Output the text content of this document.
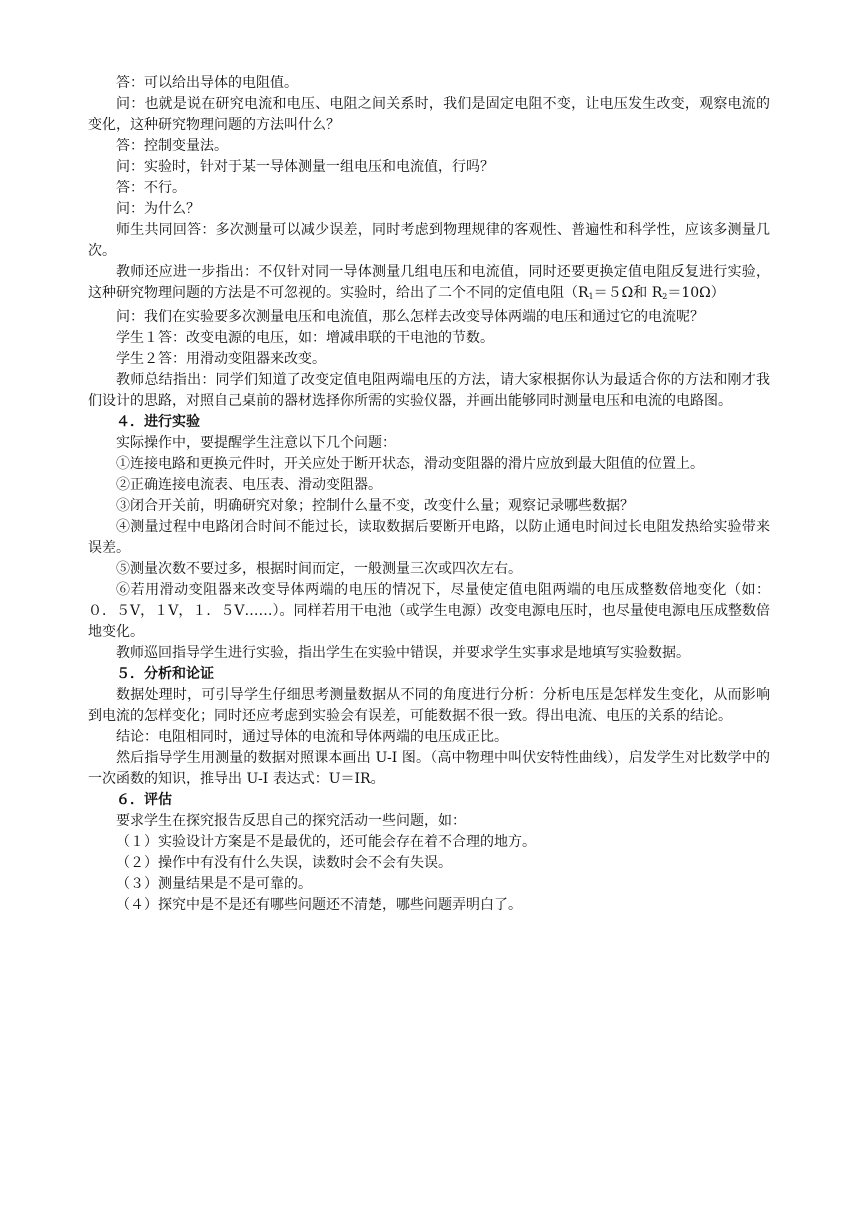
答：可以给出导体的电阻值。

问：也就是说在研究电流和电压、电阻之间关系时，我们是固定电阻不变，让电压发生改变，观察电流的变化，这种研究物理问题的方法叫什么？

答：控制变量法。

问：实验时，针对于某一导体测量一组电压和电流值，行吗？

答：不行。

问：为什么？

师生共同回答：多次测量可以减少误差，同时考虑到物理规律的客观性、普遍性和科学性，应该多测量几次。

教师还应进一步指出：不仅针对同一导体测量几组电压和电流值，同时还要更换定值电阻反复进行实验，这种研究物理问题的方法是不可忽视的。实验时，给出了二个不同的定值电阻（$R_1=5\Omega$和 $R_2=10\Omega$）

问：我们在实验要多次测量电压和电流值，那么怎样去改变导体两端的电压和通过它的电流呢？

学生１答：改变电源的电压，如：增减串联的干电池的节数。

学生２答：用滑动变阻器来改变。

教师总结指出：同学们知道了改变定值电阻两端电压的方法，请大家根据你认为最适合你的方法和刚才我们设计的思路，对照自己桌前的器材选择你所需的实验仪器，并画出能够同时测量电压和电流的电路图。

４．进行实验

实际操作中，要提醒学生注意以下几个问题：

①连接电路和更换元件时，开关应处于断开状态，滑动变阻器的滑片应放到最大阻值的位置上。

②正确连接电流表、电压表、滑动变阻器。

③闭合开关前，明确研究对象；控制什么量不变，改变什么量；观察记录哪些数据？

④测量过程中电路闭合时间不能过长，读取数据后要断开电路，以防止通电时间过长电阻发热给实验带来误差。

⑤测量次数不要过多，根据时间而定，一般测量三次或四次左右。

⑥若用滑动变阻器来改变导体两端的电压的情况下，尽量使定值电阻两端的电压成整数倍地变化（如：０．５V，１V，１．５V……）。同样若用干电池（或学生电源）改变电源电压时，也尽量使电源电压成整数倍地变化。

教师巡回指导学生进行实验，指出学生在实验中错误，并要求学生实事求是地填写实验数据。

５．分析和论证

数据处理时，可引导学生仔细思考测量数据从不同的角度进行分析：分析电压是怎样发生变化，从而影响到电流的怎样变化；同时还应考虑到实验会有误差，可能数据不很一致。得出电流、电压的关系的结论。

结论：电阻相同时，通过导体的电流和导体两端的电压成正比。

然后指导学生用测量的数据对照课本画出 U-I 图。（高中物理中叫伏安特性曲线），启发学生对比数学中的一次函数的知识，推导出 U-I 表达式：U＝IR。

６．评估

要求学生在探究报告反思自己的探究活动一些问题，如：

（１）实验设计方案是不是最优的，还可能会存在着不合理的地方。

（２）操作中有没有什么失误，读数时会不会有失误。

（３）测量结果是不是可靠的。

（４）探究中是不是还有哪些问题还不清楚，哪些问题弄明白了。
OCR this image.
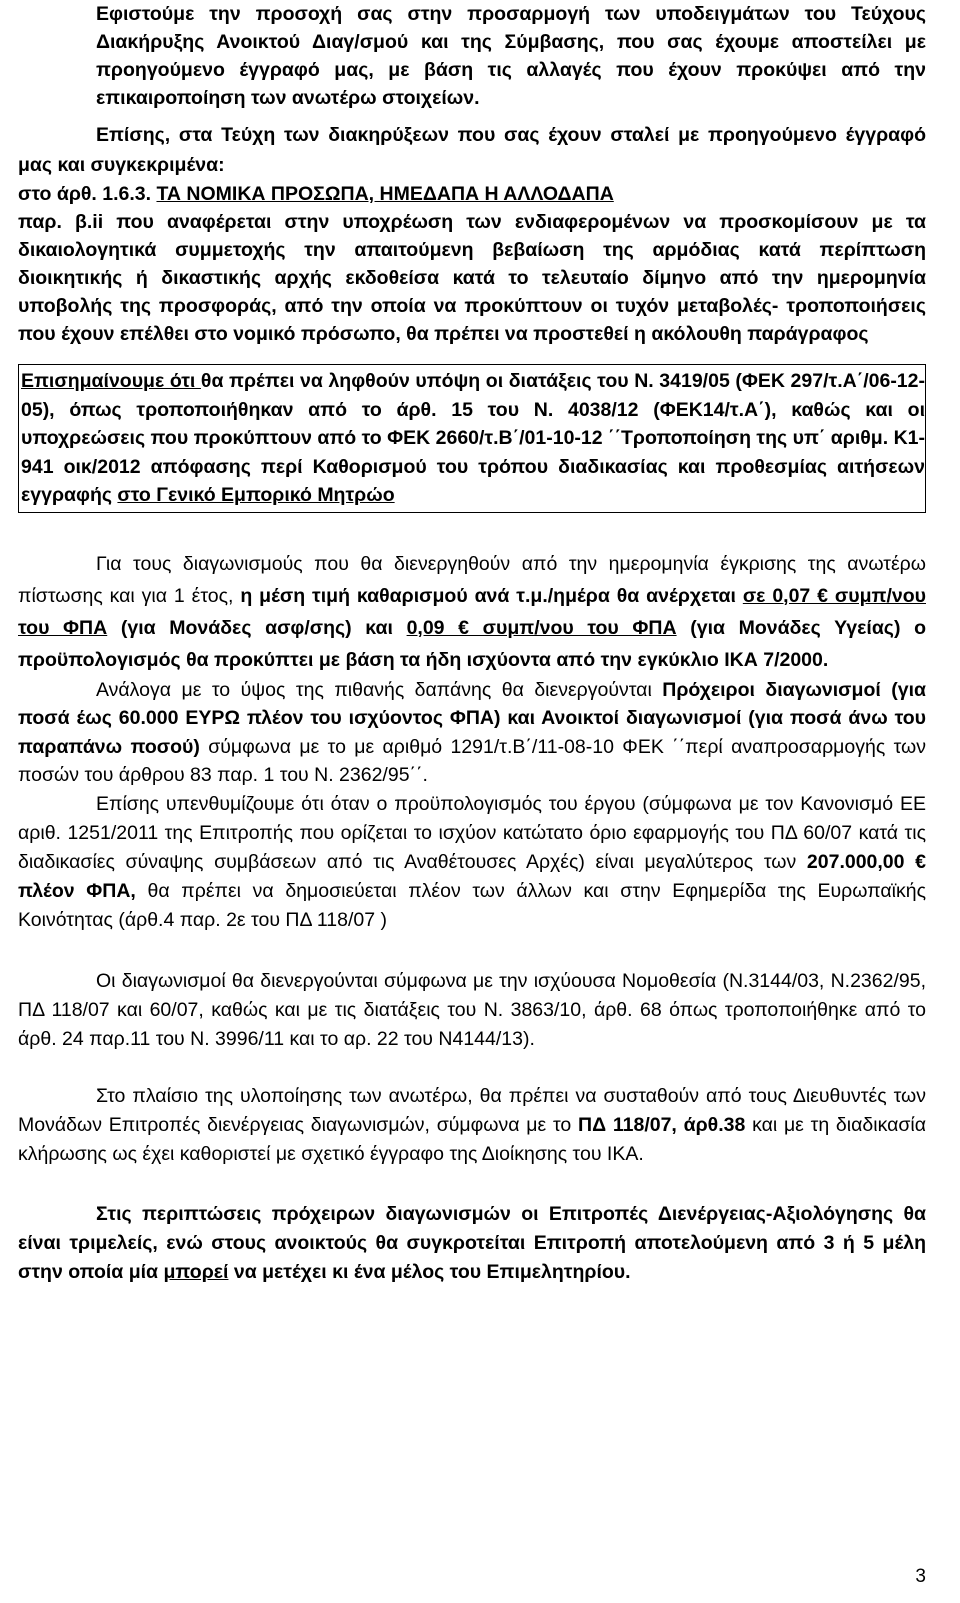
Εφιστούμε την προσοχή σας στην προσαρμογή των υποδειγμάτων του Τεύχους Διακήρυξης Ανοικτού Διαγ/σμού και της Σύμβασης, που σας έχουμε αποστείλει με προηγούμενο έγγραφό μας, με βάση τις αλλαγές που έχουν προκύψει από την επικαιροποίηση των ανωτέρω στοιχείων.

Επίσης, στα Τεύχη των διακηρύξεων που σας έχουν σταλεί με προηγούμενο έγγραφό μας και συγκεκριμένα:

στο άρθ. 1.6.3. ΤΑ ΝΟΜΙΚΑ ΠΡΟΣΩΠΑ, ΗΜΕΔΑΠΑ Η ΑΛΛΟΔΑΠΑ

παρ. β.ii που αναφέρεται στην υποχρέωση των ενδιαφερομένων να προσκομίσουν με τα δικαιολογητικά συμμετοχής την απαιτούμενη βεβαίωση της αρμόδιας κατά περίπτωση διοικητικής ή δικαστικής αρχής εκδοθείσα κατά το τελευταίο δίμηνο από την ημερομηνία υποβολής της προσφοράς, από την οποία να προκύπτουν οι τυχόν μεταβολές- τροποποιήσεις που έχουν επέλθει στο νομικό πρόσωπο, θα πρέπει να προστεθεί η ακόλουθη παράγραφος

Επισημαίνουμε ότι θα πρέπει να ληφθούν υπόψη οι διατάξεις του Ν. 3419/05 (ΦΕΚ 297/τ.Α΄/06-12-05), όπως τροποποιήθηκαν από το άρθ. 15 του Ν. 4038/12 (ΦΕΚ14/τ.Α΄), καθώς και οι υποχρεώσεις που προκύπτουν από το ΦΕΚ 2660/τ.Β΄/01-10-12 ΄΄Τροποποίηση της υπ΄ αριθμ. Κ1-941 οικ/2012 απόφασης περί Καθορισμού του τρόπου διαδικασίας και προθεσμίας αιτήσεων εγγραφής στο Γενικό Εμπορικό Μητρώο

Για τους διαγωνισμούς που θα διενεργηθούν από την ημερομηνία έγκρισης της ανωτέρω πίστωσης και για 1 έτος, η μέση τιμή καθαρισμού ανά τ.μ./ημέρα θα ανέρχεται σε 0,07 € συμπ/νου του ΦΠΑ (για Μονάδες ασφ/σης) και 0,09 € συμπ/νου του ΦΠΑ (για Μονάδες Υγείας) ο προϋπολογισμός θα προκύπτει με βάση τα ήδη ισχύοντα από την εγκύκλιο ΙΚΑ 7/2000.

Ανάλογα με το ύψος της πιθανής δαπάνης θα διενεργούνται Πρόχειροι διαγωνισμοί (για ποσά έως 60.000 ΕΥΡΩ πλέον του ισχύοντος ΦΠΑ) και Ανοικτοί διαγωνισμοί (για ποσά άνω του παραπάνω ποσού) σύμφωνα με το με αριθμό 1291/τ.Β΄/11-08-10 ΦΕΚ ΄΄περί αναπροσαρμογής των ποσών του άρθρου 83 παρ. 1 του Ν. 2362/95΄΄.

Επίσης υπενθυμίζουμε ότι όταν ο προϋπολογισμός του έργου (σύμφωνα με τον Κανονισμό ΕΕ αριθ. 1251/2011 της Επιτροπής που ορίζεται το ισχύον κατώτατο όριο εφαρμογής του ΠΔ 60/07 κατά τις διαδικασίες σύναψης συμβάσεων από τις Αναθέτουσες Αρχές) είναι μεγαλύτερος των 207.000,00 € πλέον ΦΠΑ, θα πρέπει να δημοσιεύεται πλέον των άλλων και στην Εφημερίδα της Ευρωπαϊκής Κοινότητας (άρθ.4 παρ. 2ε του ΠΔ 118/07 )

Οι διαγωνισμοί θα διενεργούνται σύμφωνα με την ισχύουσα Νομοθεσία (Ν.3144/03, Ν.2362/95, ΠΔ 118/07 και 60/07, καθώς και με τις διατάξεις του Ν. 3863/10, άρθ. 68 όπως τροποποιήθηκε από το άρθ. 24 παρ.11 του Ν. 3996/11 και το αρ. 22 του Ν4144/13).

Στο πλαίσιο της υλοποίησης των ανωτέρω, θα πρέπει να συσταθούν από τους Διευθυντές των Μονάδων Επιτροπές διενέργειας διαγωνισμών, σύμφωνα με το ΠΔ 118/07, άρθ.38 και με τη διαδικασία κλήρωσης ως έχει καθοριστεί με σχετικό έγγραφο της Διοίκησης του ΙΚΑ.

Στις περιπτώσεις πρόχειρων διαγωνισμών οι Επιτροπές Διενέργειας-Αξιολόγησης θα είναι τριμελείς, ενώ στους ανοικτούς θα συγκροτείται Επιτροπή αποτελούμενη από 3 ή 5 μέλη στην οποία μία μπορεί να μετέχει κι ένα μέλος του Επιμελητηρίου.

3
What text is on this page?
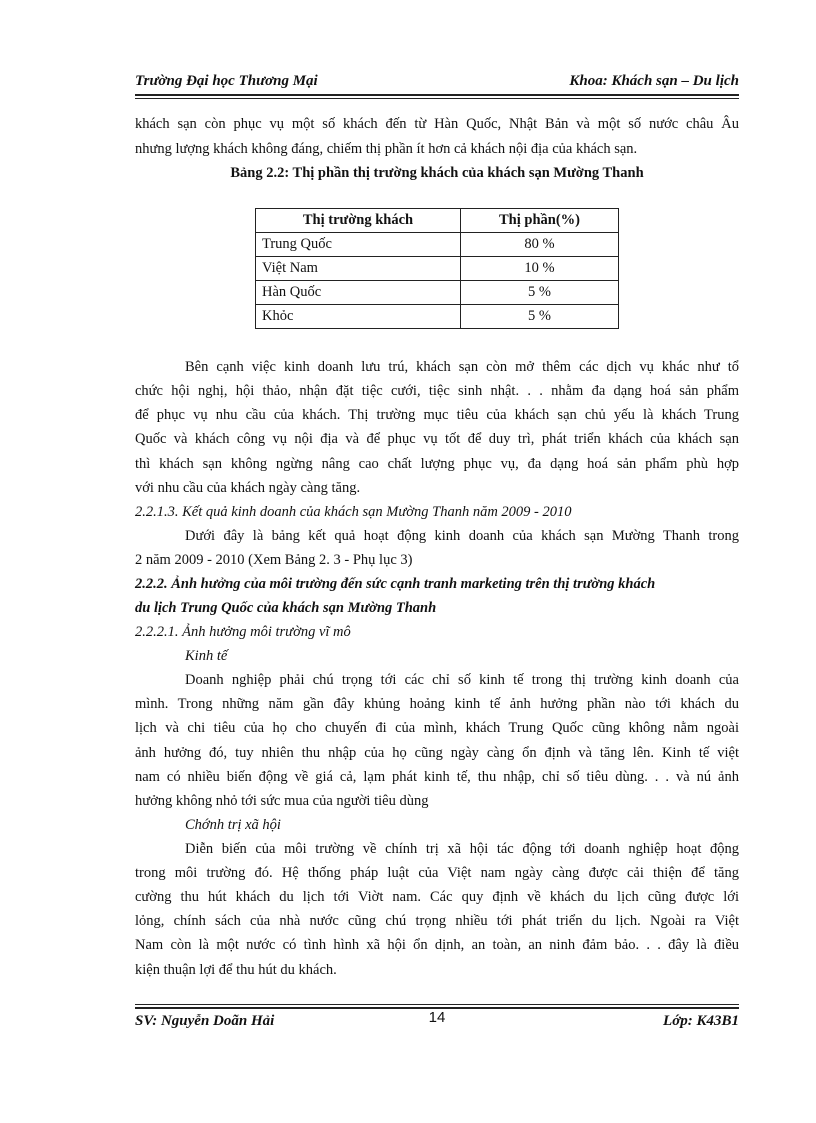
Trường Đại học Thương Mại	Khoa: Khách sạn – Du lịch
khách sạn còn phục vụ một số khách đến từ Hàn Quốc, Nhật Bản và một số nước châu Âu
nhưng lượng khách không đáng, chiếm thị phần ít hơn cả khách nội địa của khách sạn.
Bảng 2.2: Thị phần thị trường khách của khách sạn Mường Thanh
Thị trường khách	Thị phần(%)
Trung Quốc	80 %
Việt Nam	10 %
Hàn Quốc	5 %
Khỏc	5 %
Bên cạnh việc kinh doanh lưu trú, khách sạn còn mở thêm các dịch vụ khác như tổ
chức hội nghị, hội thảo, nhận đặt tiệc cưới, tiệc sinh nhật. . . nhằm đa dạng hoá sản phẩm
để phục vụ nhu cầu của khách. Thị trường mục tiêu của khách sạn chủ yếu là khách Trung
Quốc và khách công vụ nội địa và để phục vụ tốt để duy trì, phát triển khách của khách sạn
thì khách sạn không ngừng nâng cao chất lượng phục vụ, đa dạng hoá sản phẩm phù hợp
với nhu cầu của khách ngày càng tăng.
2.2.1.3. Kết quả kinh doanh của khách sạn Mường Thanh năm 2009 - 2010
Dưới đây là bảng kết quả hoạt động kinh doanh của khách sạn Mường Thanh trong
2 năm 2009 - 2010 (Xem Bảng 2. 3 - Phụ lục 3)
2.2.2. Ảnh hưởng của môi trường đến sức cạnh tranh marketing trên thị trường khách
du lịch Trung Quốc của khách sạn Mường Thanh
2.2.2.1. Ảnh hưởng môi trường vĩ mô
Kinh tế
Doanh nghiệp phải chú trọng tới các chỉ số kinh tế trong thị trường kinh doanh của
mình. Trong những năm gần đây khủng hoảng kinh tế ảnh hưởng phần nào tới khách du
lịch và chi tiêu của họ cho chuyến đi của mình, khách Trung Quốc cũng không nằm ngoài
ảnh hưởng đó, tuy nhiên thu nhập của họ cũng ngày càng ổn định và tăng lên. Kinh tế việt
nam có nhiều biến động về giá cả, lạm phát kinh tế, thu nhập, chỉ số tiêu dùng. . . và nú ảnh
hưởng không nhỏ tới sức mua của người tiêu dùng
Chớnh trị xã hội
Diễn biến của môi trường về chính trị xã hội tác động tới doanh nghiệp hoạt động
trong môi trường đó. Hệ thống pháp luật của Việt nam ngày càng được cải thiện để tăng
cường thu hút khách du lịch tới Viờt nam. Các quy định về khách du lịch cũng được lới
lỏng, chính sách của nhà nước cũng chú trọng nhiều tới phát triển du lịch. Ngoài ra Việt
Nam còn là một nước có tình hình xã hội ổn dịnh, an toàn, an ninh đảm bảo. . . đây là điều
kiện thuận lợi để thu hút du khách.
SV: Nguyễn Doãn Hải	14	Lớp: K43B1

++++++

JOB
Using the records above, say how many lines include the string "βάση". Only the number is wanted.

OUTPUT FOR THIS EXERCISE
2